● PROBLEM TO SOLVE
Scan the data that follows and count the lines with the string "output"; answer with the count alone.

● DATA EXCERPTS
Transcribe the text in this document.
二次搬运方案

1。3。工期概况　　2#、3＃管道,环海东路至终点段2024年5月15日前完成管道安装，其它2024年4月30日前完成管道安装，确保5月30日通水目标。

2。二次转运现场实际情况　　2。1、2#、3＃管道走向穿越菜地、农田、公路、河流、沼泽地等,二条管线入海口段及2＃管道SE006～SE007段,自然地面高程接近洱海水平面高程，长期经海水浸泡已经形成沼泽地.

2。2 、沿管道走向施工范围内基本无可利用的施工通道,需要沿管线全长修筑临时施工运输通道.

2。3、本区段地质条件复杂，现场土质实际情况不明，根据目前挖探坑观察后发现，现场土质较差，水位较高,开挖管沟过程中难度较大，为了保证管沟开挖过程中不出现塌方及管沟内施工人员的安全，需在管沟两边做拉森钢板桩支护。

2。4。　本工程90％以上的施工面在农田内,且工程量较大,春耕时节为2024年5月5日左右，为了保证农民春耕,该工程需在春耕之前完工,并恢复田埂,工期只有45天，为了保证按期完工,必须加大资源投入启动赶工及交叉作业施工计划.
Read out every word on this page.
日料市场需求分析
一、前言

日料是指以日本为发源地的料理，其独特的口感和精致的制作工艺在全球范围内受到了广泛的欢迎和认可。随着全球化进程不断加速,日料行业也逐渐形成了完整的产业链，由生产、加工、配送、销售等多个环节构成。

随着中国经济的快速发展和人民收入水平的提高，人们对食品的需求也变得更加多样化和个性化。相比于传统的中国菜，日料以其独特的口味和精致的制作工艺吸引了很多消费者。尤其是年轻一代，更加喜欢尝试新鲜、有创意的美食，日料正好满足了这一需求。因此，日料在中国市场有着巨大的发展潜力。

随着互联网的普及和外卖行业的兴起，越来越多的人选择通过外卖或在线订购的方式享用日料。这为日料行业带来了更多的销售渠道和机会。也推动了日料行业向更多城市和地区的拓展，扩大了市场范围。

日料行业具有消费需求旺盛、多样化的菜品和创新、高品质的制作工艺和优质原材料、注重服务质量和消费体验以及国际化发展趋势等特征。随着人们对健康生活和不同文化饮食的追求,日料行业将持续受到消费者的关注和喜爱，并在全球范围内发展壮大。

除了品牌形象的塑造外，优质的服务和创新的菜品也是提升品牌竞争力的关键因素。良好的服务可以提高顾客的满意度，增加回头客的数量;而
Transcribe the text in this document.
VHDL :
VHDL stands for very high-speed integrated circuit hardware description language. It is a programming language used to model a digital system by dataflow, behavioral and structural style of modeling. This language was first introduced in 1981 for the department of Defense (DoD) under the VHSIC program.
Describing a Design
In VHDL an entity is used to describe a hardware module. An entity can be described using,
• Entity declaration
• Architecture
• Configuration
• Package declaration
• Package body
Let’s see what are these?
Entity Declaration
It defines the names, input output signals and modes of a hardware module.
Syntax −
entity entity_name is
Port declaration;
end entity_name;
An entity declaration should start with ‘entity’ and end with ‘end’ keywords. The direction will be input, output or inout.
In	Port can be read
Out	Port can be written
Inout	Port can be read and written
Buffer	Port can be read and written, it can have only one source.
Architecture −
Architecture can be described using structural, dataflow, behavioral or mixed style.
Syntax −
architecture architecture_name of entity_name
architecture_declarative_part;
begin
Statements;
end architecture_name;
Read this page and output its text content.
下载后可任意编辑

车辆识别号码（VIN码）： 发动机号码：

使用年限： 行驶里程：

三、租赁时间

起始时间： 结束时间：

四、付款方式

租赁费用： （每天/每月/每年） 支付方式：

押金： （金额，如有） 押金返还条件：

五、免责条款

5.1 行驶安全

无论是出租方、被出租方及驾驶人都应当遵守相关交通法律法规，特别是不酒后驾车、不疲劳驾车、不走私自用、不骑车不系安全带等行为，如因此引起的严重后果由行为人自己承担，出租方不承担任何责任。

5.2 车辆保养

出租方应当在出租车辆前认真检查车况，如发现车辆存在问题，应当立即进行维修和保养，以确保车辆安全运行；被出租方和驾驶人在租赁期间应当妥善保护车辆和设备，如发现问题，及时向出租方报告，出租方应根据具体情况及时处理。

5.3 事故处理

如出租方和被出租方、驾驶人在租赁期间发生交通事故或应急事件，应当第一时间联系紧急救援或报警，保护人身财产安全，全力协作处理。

● RESPONSE TO THE EXERCISE
3